* To do *
Select, from the data, each line where "Lack" occurs.

* Data to process *
* * * * * * * * *

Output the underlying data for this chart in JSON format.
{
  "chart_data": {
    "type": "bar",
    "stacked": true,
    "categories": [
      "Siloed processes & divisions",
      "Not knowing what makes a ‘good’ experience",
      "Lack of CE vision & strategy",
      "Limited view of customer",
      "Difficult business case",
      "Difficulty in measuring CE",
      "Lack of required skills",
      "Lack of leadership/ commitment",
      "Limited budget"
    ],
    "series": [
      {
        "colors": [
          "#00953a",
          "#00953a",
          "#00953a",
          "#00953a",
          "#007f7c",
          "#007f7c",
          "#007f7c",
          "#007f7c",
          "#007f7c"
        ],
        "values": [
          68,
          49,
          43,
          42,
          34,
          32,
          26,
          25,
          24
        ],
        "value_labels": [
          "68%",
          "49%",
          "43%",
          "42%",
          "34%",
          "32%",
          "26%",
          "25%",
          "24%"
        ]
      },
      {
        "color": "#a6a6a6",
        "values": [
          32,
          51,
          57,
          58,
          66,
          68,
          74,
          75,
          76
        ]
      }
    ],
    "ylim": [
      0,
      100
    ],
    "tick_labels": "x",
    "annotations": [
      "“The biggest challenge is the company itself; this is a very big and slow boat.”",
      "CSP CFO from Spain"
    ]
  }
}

* * * * * * * * *

* Written response *
      "Lack of CE vision & strategy",
      "Lack of required skills",
      "Lack of leadership/ commitment",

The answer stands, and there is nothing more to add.